What needs to be done: Determine which lines contain the word "apply", then copy those lines.

Recorded data
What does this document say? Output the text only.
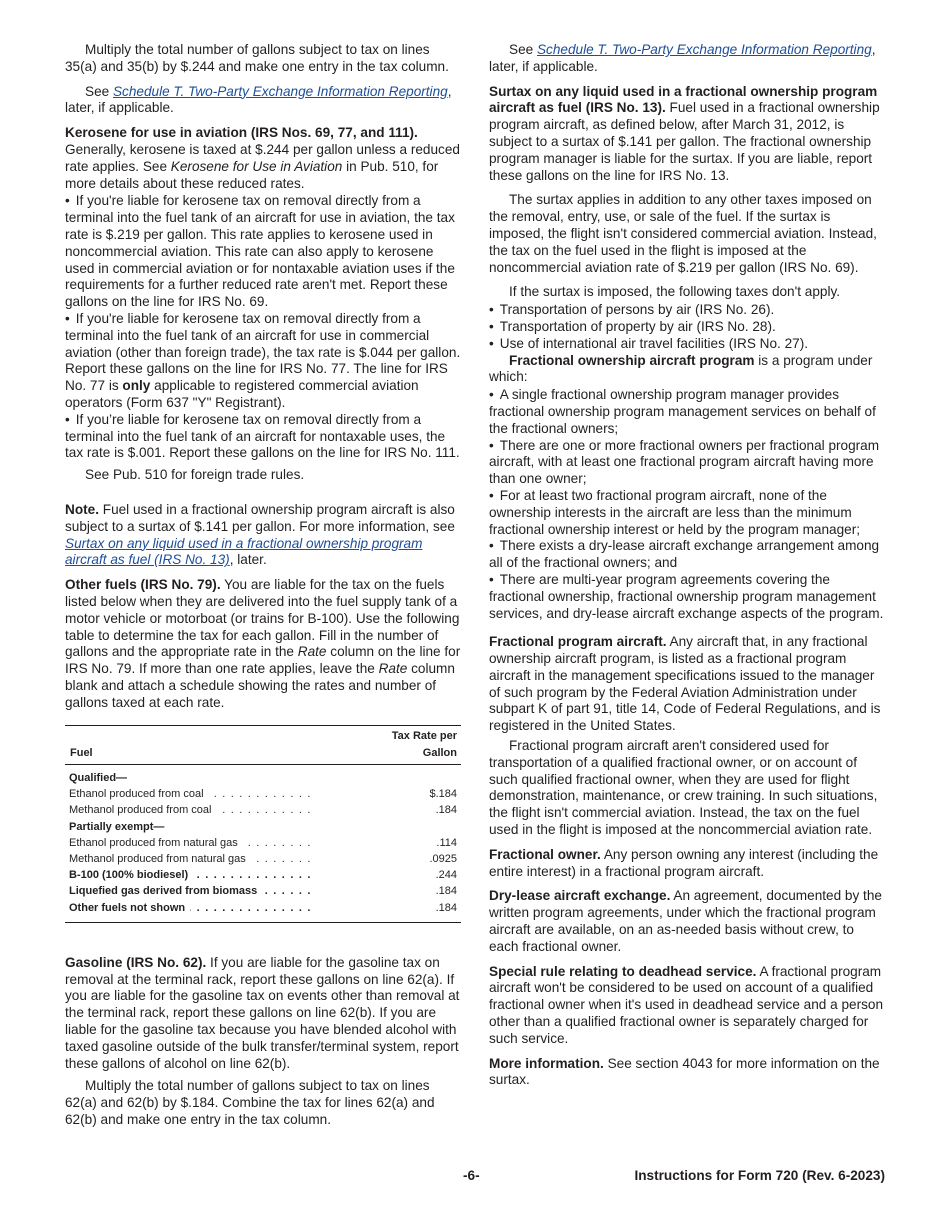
Multiply the total number of gallons subject to tax on lines 35(a) and 35(b) by $.244 and make one entry in the tax column.

See Schedule T. Two-Party Exchange Information Reporting, later, if applicable.

Kerosene for use in aviation (IRS Nos. 69, 77, and 111). Generally, kerosene is taxed at $.244 per gallon unless a reduced rate applies. See Kerosene for Use in Aviation in Pub. 510, for more details about these reduced rates.

• If you're liable for kerosene tax on removal directly from a terminal into the fuel tank of an aircraft for use in aviation, the tax rate is $.219 per gallon. This rate applies to kerosene used in noncommercial aviation. This rate can also apply to kerosene used in commercial aviation or for nontaxable aviation uses if the requirements for a further reduced rate aren't met. Report these gallons on the line for IRS No. 69.
• If you're liable for kerosene tax on removal directly from a terminal into the fuel tank of an aircraft for use in commercial aviation (other than foreign trade), the tax rate is $.044 per gallon. Report these gallons on the line for IRS No. 77. The line for IRS No. 77 is only applicable to registered commercial aviation operators (Form 637 "Y" Registrant).
• If you’re liable for kerosene tax on removal directly from a terminal into the fuel tank of an aircraft for nontaxable uses, the tax rate is $.001. Report these gallons on the line for IRS No. 111.

See Pub. 510 for foreign trade rules.

Note. Fuel used in a fractional ownership program aircraft is also subject to a surtax of $.141 per gallon. For more information, see Surtax on any liquid used in a fractional ownership program aircraft as fuel (IRS No. 13), later.

Other fuels (IRS No. 79). You are liable for the tax on the fuels listed below when they are delivered into the fuel supply tank of a motor vehicle or motorboat (or trains for B-100). Use the following table to determine the tax for each gallon. Fill in the number of gallons and the appropriate rate in the Rate column on the line for IRS No. 79. If more than one rate applies, leave the Rate column blank and attach a schedule showing the rates and number of gallons taxed at each rate.

Fuel	Tax Rate per Gallon
Qualified—	
Ethanol produced from coal . . .	$.184
Methanol produced from coal . . .	.184
Partially exempt—	
Ethanol produced from natural gas . . .	.114
Methanol produced from natural gas . . .	.0925
B-100 (100% biodiesel) . . .	.244
Liquefied gas derived from biomass . . .	.184
Other fuels not shown . . .	.184

Gasoline (IRS No. 62). If you are liable for the gasoline tax on removal at the terminal rack, report these gallons on line 62(a). If you are liable for the gasoline tax on events other than removal at the terminal rack, report these gallons on line 62(b). If you are liable for the gasoline tax because you have blended alcohol with taxed gasoline outside of the bulk transfer/terminal system, report these gallons of alcohol on line 62(b).

Multiply the total number of gallons subject to tax on lines 62(a) and 62(b) by $.184. Combine the tax for lines 62(a) and 62(b) and make one entry in the tax column.

See Schedule T. Two-Party Exchange Information Reporting, later, if applicable.

Surtax on any liquid used in a fractional ownership program aircraft as fuel (IRS No. 13). Fuel used in a fractional ownership program aircraft, as defined below, after March 31, 2012, is subject to a surtax of $.141 per gallon. The fractional ownership program manager is liable for the surtax. If you are liable, report these gallons on the line for IRS No. 13.

The surtax applies in addition to any other taxes imposed on the removal, entry, use, or sale of the fuel. If the surtax is imposed, the flight isn't considered commercial aviation. Instead, the tax on the fuel used in the flight is imposed at the noncommercial aviation rate of $.219 per gallon (IRS No. 69).

If the surtax is imposed, the following taxes don't apply.

• Transportation of persons by air (IRS No. 26).
• Transportation of property by air (IRS No. 28).
• Use of international air travel facilities (IRS No. 27).

Fractional ownership aircraft program is a program under which:

• A single fractional ownership program manager provides fractional ownership program management services on behalf of the fractional owners;
• There are one or more fractional owners per fractional program aircraft, with at least one fractional program aircraft having more than one owner;
• For at least two fractional program aircraft, none of the ownership interests in the aircraft are less than the minimum fractional ownership interest or held by the program manager;
• There exists a dry-lease aircraft exchange arrangement among all of the fractional owners; and
• There are multi-year program agreements covering the fractional ownership, fractional ownership program management services, and dry-lease aircraft exchange aspects of the program.

Fractional program aircraft. Any aircraft that, in any fractional ownership aircraft program, is listed as a fractional program aircraft in the management specifications issued to the manager of such program by the Federal Aviation Administration under subpart K of part 91, title 14, Code of Federal Regulations, and is registered in the United States.

Fractional program aircraft aren't considered used for transportation of a qualified fractional owner, or on account of such qualified fractional owner, when they are used for flight demonstration, maintenance, or crew training. In such situations, the flight isn't commercial aviation. Instead, the tax on the fuel used in the flight is imposed at the noncommercial aviation rate.

Fractional owner. Any person owning any interest (including the entire interest) in a fractional program aircraft.

Dry-lease aircraft exchange. An agreement, documented by the written program agreements, under which the fractional program aircraft are available, on an as-needed basis without crew, to each fractional owner.

Special rule relating to deadhead service. A fractional program aircraft won't be considered to be used on account of a qualified fractional owner when it's used in deadhead service and a person other than a qualified fractional owner is separately charged for such service.

More information. See section 4043 for more information on the surtax.

-6-	Instructions for Form 720 (Rev. 6-2023)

Solved exercise:
• If you're liable for kerosene tax on removal directly from a terminal into the fuel tank of an aircraft for use in aviation, the tax rate is $.219 per gallon. This rate applies to kerosene used in noncommercial aviation. This rate can also apply to kerosene used in commercial aviation or for nontaxable aviation uses if the requirements for a further reduced rate aren't met. Report these gallons on the line for IRS No. 69.
If the surtax is imposed, the following taxes don't apply.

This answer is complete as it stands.